| WHAT IS EXPECTED |
Reproduce the stretch from the start of the records through the line containing "228, 486, 260]", character for character.

| A sequence of records |
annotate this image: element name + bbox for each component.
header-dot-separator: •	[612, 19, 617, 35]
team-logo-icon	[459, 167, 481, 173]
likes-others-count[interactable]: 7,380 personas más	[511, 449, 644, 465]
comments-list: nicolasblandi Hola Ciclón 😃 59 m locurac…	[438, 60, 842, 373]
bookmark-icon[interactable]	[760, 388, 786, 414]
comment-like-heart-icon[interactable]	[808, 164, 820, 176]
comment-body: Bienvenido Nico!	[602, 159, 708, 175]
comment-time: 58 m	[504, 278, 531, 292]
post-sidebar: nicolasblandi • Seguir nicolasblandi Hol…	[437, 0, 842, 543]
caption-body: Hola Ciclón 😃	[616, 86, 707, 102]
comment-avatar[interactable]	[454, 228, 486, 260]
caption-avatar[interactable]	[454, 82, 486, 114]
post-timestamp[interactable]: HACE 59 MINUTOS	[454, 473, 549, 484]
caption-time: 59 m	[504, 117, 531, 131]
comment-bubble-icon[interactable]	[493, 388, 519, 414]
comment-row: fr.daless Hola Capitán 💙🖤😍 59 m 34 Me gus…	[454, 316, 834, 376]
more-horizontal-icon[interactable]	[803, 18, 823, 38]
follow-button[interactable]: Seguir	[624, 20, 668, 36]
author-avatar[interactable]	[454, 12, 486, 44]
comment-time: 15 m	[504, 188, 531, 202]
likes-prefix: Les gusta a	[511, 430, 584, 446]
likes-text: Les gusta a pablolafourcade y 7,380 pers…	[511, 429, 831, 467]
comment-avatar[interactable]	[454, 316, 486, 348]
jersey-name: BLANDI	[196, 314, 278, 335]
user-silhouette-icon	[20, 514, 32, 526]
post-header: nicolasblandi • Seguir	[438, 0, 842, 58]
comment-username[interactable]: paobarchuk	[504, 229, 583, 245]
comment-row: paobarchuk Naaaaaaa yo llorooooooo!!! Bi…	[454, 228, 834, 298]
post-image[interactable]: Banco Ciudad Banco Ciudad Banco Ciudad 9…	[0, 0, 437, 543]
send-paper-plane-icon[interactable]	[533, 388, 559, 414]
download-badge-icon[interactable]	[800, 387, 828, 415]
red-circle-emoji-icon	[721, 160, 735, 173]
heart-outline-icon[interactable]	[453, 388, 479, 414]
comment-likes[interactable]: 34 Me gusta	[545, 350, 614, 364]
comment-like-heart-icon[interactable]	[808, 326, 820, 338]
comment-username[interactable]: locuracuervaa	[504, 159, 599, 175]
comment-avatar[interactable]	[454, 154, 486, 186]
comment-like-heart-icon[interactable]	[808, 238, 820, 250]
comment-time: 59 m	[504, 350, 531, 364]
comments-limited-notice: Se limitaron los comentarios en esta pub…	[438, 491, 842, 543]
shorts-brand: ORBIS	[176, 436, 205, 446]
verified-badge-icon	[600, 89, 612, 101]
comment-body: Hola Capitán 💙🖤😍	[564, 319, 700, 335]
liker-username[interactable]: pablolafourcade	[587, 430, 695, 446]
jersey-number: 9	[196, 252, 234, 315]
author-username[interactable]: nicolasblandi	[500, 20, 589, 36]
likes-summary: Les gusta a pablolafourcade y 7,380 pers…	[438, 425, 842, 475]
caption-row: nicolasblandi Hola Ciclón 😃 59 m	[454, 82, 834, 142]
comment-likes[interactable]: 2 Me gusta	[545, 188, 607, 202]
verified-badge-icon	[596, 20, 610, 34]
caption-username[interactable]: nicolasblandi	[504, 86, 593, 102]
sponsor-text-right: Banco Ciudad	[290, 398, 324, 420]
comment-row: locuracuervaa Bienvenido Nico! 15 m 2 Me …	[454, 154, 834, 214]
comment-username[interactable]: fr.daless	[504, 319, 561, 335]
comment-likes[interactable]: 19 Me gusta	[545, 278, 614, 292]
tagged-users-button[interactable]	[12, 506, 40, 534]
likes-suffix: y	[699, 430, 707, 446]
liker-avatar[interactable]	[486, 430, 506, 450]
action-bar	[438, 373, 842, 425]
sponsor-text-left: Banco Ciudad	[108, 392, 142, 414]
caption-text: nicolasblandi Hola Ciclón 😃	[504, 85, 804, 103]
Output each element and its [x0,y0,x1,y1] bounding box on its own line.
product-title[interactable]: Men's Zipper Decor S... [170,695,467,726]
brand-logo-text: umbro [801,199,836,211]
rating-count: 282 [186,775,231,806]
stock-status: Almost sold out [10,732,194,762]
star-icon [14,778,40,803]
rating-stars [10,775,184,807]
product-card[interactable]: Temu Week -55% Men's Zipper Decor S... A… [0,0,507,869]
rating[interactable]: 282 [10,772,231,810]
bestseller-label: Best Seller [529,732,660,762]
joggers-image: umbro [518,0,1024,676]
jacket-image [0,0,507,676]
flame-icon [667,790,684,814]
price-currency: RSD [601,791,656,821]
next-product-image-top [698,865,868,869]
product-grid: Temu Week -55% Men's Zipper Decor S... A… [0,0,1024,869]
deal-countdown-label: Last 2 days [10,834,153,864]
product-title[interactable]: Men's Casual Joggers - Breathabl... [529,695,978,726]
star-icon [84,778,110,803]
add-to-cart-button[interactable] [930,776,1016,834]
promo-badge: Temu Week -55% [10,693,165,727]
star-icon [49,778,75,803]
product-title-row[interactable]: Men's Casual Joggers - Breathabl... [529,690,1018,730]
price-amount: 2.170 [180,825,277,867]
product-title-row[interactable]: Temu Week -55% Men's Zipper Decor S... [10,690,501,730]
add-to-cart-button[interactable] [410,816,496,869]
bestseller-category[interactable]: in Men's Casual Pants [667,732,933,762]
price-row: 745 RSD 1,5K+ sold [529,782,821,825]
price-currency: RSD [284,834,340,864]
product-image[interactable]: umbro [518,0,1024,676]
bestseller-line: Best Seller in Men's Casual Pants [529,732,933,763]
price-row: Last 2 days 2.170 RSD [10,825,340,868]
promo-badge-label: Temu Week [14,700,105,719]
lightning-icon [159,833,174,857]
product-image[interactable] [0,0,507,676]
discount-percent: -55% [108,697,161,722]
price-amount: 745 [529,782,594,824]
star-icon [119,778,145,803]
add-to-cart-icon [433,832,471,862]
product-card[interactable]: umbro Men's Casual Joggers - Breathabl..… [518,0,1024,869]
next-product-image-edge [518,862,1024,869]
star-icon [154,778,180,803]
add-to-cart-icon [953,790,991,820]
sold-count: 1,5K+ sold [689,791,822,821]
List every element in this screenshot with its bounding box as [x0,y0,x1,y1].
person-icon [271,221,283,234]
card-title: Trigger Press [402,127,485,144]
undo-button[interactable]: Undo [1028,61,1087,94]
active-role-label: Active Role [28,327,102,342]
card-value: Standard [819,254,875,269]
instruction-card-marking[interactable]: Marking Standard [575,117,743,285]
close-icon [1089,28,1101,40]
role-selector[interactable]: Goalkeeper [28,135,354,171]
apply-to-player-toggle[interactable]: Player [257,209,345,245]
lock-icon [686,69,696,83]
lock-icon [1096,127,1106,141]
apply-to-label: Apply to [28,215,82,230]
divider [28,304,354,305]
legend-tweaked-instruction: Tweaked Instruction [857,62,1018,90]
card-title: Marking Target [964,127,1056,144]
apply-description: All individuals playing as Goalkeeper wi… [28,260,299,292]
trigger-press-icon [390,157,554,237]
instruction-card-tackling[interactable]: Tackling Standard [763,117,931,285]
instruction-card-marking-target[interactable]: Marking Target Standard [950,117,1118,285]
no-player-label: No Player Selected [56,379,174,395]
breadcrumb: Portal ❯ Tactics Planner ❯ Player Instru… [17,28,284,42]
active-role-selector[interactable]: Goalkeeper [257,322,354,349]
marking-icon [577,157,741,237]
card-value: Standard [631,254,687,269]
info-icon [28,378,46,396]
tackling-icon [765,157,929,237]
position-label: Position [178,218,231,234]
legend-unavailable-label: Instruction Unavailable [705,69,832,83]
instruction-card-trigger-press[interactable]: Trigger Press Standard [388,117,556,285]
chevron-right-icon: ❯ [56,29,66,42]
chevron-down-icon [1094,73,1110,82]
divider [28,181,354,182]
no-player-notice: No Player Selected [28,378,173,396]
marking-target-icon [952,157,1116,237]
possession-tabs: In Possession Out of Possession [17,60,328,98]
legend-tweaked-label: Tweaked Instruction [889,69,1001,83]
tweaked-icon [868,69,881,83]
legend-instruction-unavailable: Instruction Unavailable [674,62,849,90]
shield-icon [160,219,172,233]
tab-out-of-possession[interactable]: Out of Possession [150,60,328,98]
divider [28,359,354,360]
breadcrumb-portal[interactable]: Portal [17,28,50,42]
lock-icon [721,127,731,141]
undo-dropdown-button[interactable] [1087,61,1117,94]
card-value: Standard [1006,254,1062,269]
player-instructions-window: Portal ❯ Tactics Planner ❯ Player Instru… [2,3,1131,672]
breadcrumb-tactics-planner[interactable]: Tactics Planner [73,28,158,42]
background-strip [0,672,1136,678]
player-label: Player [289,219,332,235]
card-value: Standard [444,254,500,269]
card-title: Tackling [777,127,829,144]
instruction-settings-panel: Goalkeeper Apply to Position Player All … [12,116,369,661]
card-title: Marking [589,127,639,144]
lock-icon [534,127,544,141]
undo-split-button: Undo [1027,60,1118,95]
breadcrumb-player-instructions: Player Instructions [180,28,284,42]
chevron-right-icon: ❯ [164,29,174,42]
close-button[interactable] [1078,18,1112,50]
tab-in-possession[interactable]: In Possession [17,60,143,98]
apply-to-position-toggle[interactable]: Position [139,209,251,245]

| CORRECT RESULT |
annotate this image: element name + bbox for each component.
header-dot-separator: •	[612, 19, 617, 35]
team-logo-icon	[459, 167, 481, 173]
likes-others-count[interactable]: 7,380 personas más	[511, 449, 644, 465]
comments-list: nicolasblandi Hola Ciclón 😃 59 m locurac…	[438, 60, 842, 373]
bookmark-icon[interactable]	[760, 388, 786, 414]
comment-like-heart-icon[interactable]	[808, 164, 820, 176]
comment-body: Bienvenido Nico!	[602, 159, 708, 175]
comment-time: 58 m	[504, 278, 531, 292]
post-sidebar: nicolasblandi • Seguir nicolasblandi Hol…	[437, 0, 842, 543]
caption-body: Hola Ciclón 😃	[616, 86, 707, 102]
comment-avatar[interactable]	[454, 228, 486, 260]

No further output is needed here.